- _AIM OF THE EXERCISE_
The full set of records must be set down verbatim.

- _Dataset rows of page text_
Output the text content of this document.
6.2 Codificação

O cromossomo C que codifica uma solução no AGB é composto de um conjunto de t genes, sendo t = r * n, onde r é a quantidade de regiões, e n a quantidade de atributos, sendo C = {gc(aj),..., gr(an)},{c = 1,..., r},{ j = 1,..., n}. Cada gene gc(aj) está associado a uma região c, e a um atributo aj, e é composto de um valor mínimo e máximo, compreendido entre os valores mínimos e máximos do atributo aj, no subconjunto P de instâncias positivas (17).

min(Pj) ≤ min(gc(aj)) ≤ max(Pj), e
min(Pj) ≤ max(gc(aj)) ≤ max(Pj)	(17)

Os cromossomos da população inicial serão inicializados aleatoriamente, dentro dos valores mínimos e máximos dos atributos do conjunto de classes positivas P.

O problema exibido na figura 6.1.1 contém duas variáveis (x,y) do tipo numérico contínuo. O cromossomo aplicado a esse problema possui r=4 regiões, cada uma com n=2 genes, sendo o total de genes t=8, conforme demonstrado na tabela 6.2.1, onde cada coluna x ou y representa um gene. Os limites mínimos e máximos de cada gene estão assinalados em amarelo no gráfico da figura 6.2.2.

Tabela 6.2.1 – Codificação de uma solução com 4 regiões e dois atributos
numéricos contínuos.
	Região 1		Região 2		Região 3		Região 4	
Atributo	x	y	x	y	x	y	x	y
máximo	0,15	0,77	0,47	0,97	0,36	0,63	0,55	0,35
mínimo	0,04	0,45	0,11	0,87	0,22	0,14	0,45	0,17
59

- _RESPONSE_
Output the text content of this document.
6.2 Codificação

O cromossomo C que codifica uma solução no AGB é composto de um conjunto de t genes, sendo t = r * n, onde r é a quantidade de regiões, e n a quantidade de atributos, sendo C = {gc(aj),..., gr(an)},{c = 1,..., r},{ j = 1,..., n}. Cada gene gc(aj) está associado a uma região c, e a um atributo aj, e é composto de um valor mínimo e máximo, compreendido entre os valores mínimos e máximos do atributo aj, no subconjunto P de instâncias positivas (17).

min(Pj) ≤ min(gc(aj)) ≤ max(Pj), e
min(Pj) ≤ max(gc(aj)) ≤ max(Pj)	(17)

Os cromossomos da população inicial serão inicializados aleatoriamente, dentro dos valores mínimos e máximos dos atributos do conjunto de classes positivas P.

O problema exibido na figura 6.1.1 contém duas variáveis (x,y) do tipo numérico contínuo. O cromossomo aplicado a esse problema possui r=4 regiões, cada uma com n=2 genes, sendo o total de genes t=8, conforme demonstrado na tabela 6.2.1, onde cada coluna x ou y representa um gene. Os limites mínimos e máximos de cada gene estão assinalados em amarelo no gráfico da figura 6.2.2.

Tabela 6.2.1 – Codificação de uma solução com 4 regiões e dois atributos
numéricos contínuos.
	Região 1		Região 2		Região 3		Região 4	
Atributo	x	y	x	y	x	y	x	y
máximo	0,15	0,77	0,47	0,97	0,36	0,63	0,55	0,35
mínimo	0,04	0,45	0,11	0,87	0,22	0,14	0,45	0,17
59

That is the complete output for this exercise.